-- Your instructions --
Keep the pictures out and restate every record exactly.

========================================================================

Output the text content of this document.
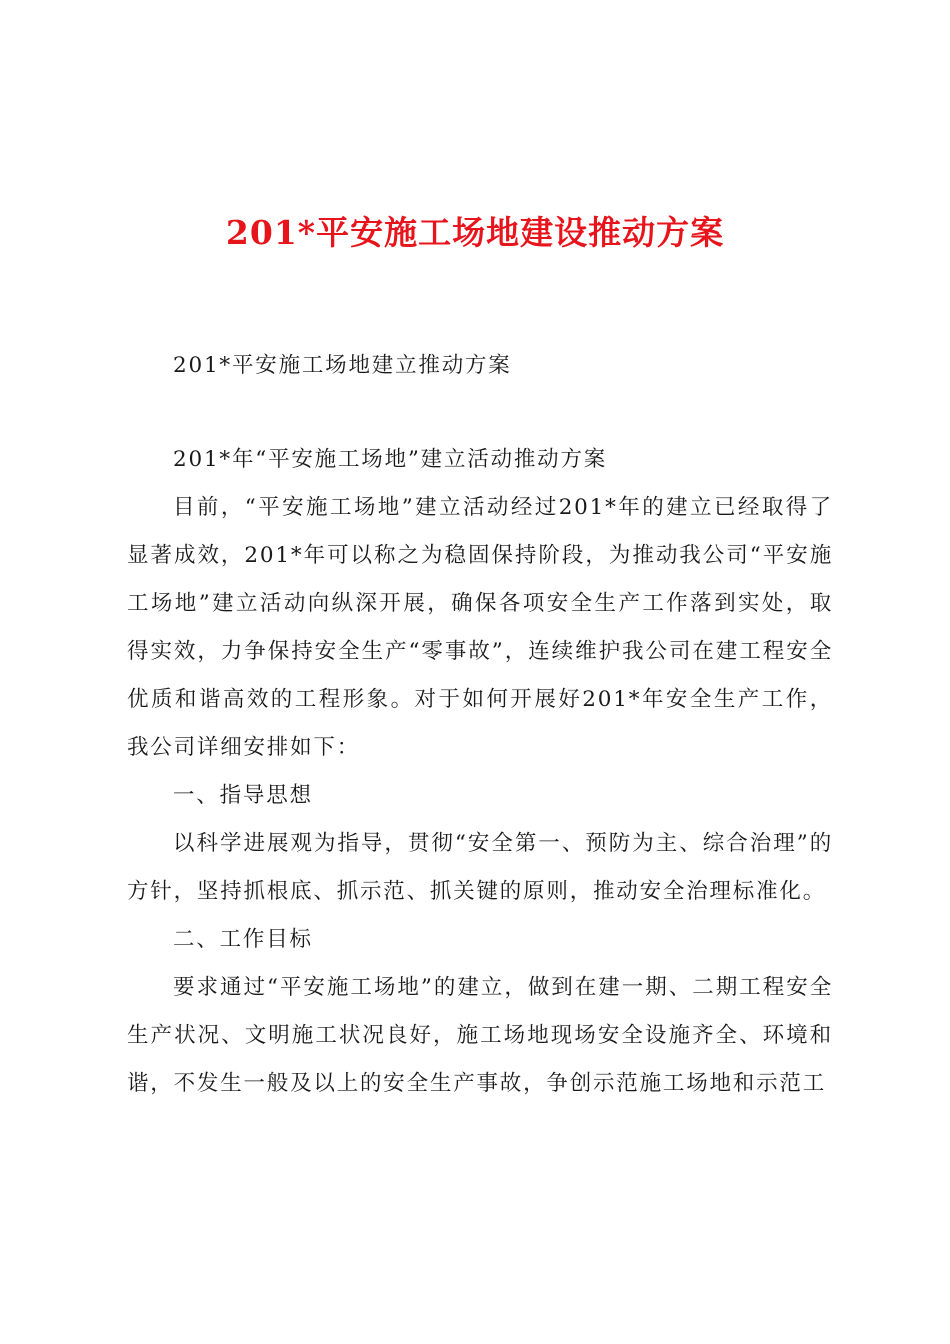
201*平安施工场地建设推动方案

201*平安施工场地建立推动方案

201*年“平安施工场地”建立活动推动方案

目前，“平安施工场地”建立活动经过201*年的建立已经取得了显著成效，201*年可以称之为稳固保持阶段，为推动我公司“平安施工场地”建立活动向纵深开展，确保各项安全生产工作落到实处，取得实效，力争保持安全生产“零事故”，连续维护我公司在建工程安全优质和谐高效的工程形象。对于如何开展好201*年安全生产工作，我公司详细安排如下：

一、指导思想

以科学进展观为指导，贯彻“安全第一、预防为主、综合治理”的方针，坚持抓根底、抓示范、抓关键的原则，推动安全治理标准化。

二、工作目标

要求通过“平安施工场地”的建立，做到在建一期、二期工程安全生产状况、文明施工状况良好，施工场地现场安全设施齐全、环境和谐，不发生一般及以上的安全生产事故，争创示范施工场地和示范工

========================================================================

-- Task result --
Output the text content of this document.
201*平安施工场地建设推动方案

201*平安施工场地建立推动方案

201*年“平安施工场地”建立活动推动方案

目前，“平安施工场地”建立活动经过201*年的建立已经取得了显著成效，201*年可以称之为稳固保持阶段，为推动我公司“平安施工场地”建立活动向纵深开展，确保各项安全生产工作落到实处，取得实效，力争保持安全生产“零事故”，连续维护我公司在建工程安全优质和谐高效的工程形象。对于如何开展好201*年安全生产工作，我公司详细安排如下：

一、指导思想

以科学进展观为指导，贯彻“安全第一、预防为主、综合治理”的方针，坚持抓根底、抓示范、抓关键的原则，推动安全治理标准化。

二、工作目标

要求通过“平安施工场地”的建立，做到在建一期、二期工程安全生产状况、文明施工状况良好，施工场地现场安全设施齐全、环境和谐，不发生一般及以上的安全生产事故，争创示范施工场地和示范工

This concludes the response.